---------- DATA TO PROCESS ----------

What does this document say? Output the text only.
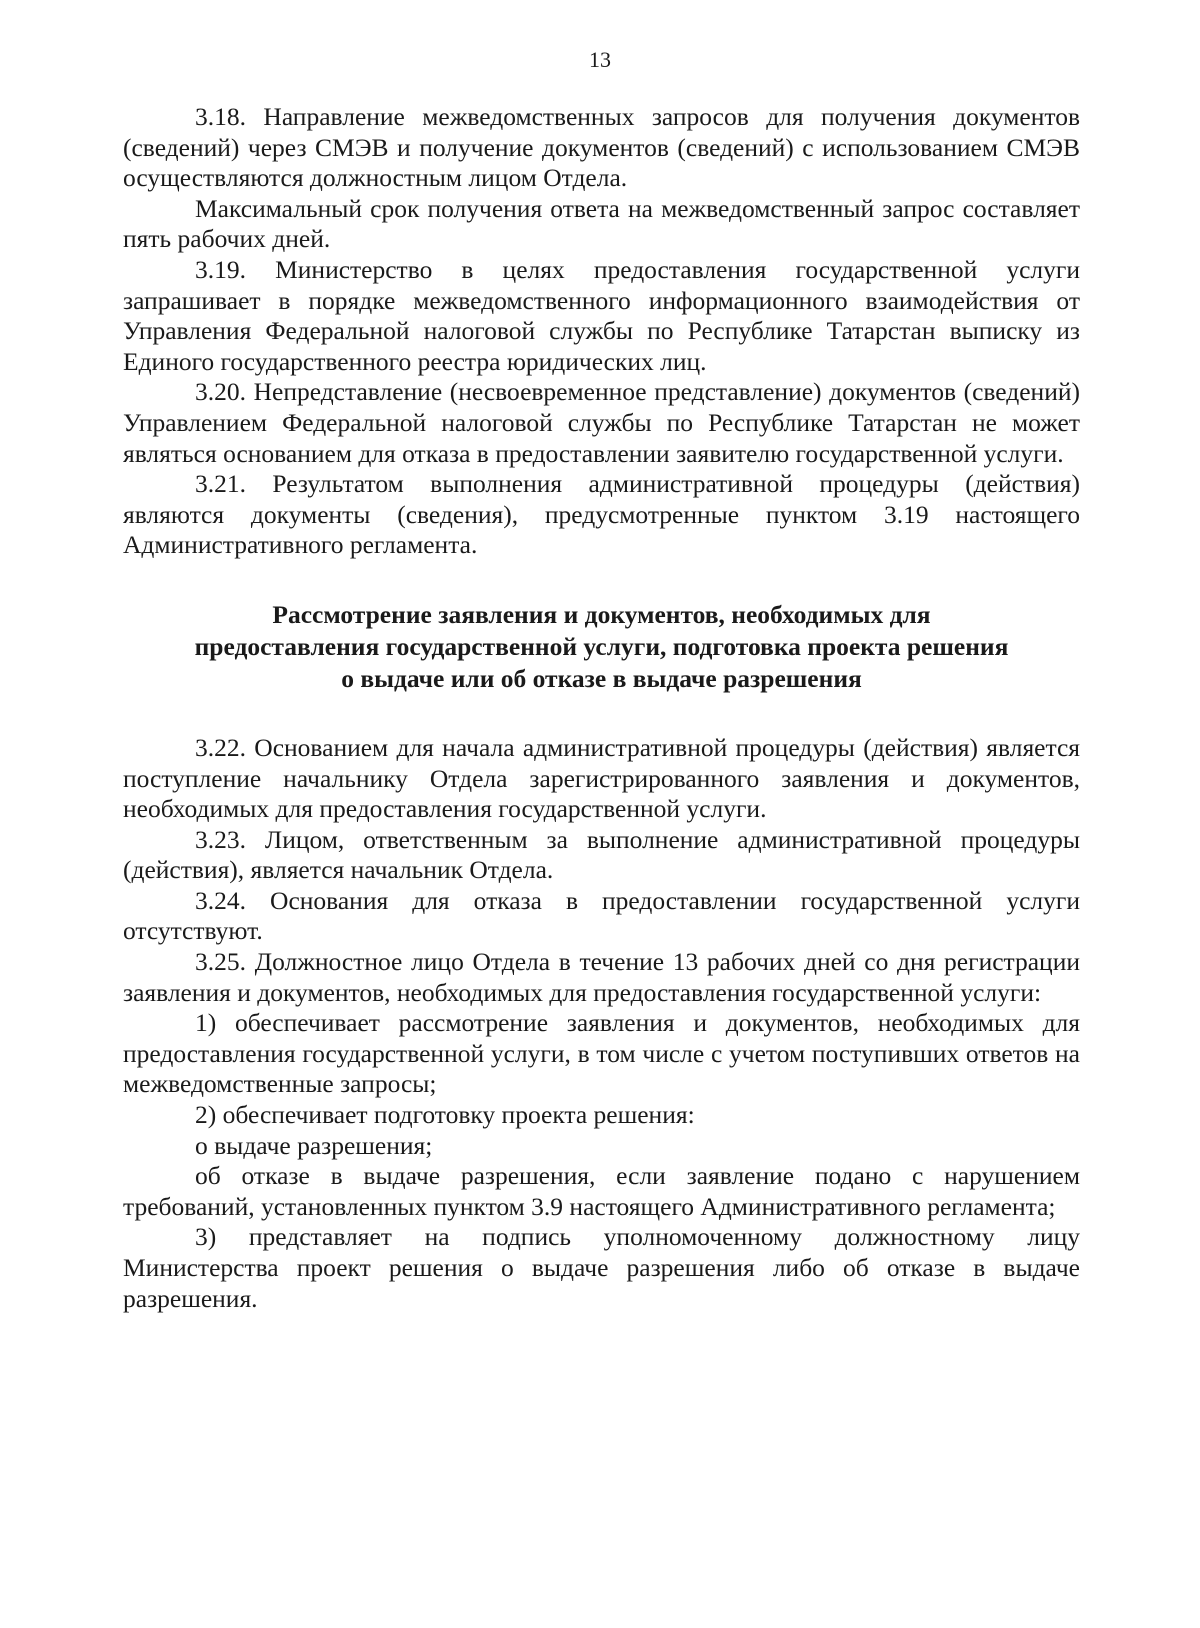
13

3.18. Направление межведомственных запросов для получения документов (сведений) через СМЭВ и получение документов (сведений) с использованием СМЭВ осуществляются должностным лицом Отдела.

Максимальный срок получения ответа на межведомственный запрос составляет пять рабочих дней.

3.19. Министерство в целях предоставления государственной услуги запрашивает в порядке межведомственного информационного взаимодействия от Управления Федеральной налоговой службы по Республике Татарстан выписку из Единого государственного реестра юридических лиц.

3.20. Непредставление (несвоевременное представление) документов (сведений) Управлением Федеральной налоговой службы по Республике Татарстан не может являться основанием для отказа в предоставлении заявителю государственной услуги.

3.21. Результатом выполнения административной процедуры (действия) являются документы (сведения), предусмотренные пунктом 3.19 настоящего Административного регламента.

Рассмотрение заявления и документов, необходимых для
предоставления государственной услуги, подготовка проекта решения
о выдаче или об отказе в выдаче разрешения

3.22. Основанием для начала административной процедуры (действия) является поступление начальнику Отдела зарегистрированного заявления и документов, необходимых для предоставления государственной услуги.

3.23. Лицом, ответственным за выполнение административной процедуры (действия), является начальник Отдела.

3.24. Основания для отказа в предоставлении государственной услуги отсутствуют.

3.25. Должностное лицо Отдела в течение 13 рабочих дней со дня регистрации заявления и документов, необходимых для предоставления государственной услуги:

1) обеспечивает рассмотрение заявления и документов, необходимых для предоставления государственной услуги, в том числе с учетом поступивших ответов на межведомственные запросы;

2) обеспечивает подготовку проекта решения:

о выдаче разрешения;

об отказе в выдаче разрешения, если заявление подано с нарушением требований, установленных пунктом 3.9 настоящего Административного регламента;

3) представляет на подпись уполномоченному должностному лицу Министерства проект решения о выдаче разрешения либо об отказе в выдаче разрешения.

----------

**TASK PROMPT:** Repeat each line of the records above exactly, but do not copy the pictures.

**FINISHED ANSWER:**
What does this document say? Output the text only.
13

3.18. Направление межведомственных запросов для получения документов (сведений) через СМЭВ и получение документов (сведений) с использованием СМЭВ осуществляются должностным лицом Отдела.

Максимальный срок получения ответа на межведомственный запрос составляет пять рабочих дней.

3.19. Министерство в целях предоставления государственной услуги запрашивает в порядке межведомственного информационного взаимодействия от Управления Федеральной налоговой службы по Республике Татарстан выписку из Единого государственного реестра юридических лиц.

3.20. Непредставление (несвоевременное представление) документов (сведений) Управлением Федеральной налоговой службы по Республике Татарстан не может являться основанием для отказа в предоставлении заявителю государственной услуги.

3.21. Результатом выполнения административной процедуры (действия) являются документы (сведения), предусмотренные пунктом 3.19 настоящего Административного регламента.

Рассмотрение заявления и документов, необходимых для
предоставления государственной услуги, подготовка проекта решения
о выдаче или об отказе в выдаче разрешения

3.22. Основанием для начала административной процедуры (действия) является поступление начальнику Отдела зарегистрированного заявления и документов, необходимых для предоставления государственной услуги.

3.23. Лицом, ответственным за выполнение административной процедуры (действия), является начальник Отдела.

3.24. Основания для отказа в предоставлении государственной услуги отсутствуют.

3.25. Должностное лицо Отдела в течение 13 рабочих дней со дня регистрации заявления и документов, необходимых для предоставления государственной услуги:

1) обеспечивает рассмотрение заявления и документов, необходимых для предоставления государственной услуги, в том числе с учетом поступивших ответов на межведомственные запросы;

2) обеспечивает подготовку проекта решения:

о выдаче разрешения;

об отказе в выдаче разрешения, если заявление подано с нарушением требований, установленных пунктом 3.9 настоящего Административного регламента;

3) представляет на подпись уполномоченному должностному лицу Министерства проект решения о выдаче разрешения либо об отказе в выдаче разрешения.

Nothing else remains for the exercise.